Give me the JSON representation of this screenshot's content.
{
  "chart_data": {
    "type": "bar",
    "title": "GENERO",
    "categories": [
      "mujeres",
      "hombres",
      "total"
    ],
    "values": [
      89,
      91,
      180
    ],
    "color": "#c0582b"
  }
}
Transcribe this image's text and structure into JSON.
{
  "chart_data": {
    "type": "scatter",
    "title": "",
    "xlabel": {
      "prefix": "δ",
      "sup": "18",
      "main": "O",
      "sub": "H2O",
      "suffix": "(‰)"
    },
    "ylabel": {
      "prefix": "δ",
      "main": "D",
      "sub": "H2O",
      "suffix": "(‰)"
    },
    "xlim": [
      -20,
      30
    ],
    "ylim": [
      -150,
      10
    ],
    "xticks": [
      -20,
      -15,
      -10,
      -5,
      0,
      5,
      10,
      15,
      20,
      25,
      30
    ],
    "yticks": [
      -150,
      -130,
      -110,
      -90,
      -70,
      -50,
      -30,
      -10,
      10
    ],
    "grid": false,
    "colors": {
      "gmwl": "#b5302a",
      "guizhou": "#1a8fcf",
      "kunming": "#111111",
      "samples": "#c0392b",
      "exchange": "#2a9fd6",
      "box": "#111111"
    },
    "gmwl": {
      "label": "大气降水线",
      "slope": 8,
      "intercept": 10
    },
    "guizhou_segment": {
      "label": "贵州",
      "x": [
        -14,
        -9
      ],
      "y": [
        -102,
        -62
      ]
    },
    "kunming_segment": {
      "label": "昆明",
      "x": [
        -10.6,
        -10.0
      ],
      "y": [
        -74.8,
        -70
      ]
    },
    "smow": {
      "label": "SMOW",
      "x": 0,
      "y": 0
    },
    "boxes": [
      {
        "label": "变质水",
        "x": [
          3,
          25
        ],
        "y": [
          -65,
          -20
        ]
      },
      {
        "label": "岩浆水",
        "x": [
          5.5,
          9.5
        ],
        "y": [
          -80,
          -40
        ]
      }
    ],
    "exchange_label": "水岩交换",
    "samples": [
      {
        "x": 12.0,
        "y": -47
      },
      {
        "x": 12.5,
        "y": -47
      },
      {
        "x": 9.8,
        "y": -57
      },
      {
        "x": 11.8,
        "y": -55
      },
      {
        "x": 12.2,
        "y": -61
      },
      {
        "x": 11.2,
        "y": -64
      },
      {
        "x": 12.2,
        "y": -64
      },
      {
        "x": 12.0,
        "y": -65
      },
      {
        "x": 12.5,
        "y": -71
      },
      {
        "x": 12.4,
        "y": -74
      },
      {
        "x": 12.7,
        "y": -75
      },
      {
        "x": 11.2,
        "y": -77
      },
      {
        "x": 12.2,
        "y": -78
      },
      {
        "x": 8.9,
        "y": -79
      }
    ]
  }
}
------------------------------------------------
Print out every record again, exactly and in full.

Give me the JSON representation of this screenshot's content.
{
  "chart_data": {
    "type": "bar",
    "title": "GENERO",
    "categories": [
      "mujeres",
      "hombres",
      "total"
    ],
    "values": [
      89,
      91,
      180
    ],
    "color": "#c0582b"
  }
}
Transcribe this image's text and structure into JSON.
{
  "chart_data": {
    "type": "scatter",
    "title": "",
    "xlabel": {
      "prefix": "δ",
      "sup": "18",
      "main": "O",
      "sub": "H2O",
      "suffix": "(‰)"
    },
    "ylabel": {
      "prefix": "δ",
      "main": "D",
      "sub": "H2O",
      "suffix": "(‰)"
    },
    "xlim": [
      -20,
      30
    ],
    "ylim": [
      -150,
      10
    ],
    "xticks": [
      -20,
      -15,
      -10,
      -5,
      0,
      5,
      10,
      15,
      20,
      25,
      30
    ],
    "yticks": [
      -150,
      -130,
      -110,
      -90,
      -70,
      -50,
      -30,
      -10,
      10
    ],
    "grid": false,
    "colors": {
      "gmwl": "#b5302a",
      "guizhou": "#1a8fcf",
      "kunming": "#111111",
      "samples": "#c0392b",
      "exchange": "#2a9fd6",
      "box": "#111111"
    },
    "gmwl": {
      "label": "大气降水线",
      "slope": 8,
      "intercept": 10
    },
    "guizhou_segment": {
      "label": "贵州",
      "x": [
        -14,
        -9
      ],
      "y": [
        -102,
        -62
      ]
    },
    "kunming_segment": {
      "label": "昆明",
      "x": [
        -10.6,
        -10.0
      ],
      "y": [
        -74.8,
        -70
      ]
    },
    "smow": {
      "label": "SMOW",
      "x": 0,
      "y": 0
    },
    "boxes": [
      {
        "label": "变质水",
        "x": [
          3,
          25
        ],
        "y": [
          -65,
          -20
        ]
      },
      {
        "label": "岩浆水",
        "x": [
          5.5,
          9.5
        ],
        "y": [
          -80,
          -40
        ]
      }
    ],
    "exchange_label": "水岩交换",
    "samples": [
      {
        "x": 12.0,
        "y": -47
      },
      {
        "x": 12.5,
        "y": -47
      },
      {
        "x": 9.8,
        "y": -57
      },
      {
        "x": 11.8,
        "y": -55
      },
      {
        "x": 12.2,
        "y": -61
      },
      {
        "x": 11.2,
        "y": -64
      },
      {
        "x": 12.2,
        "y": -64
      },
      {
        "x": 12.0,
        "y": -65
      },
      {
        "x": 12.5,
        "y": -71
      },
      {
        "x": 12.4,
        "y": -74
      },
      {
        "x": 12.7,
        "y": -75
      },
      {
        "x": 11.2,
        "y": -77
      },
      {
        "x": 12.2,
        "y": -78
      },
      {
        "x": 8.9,
        "y": -79
      }
    ]
  }
}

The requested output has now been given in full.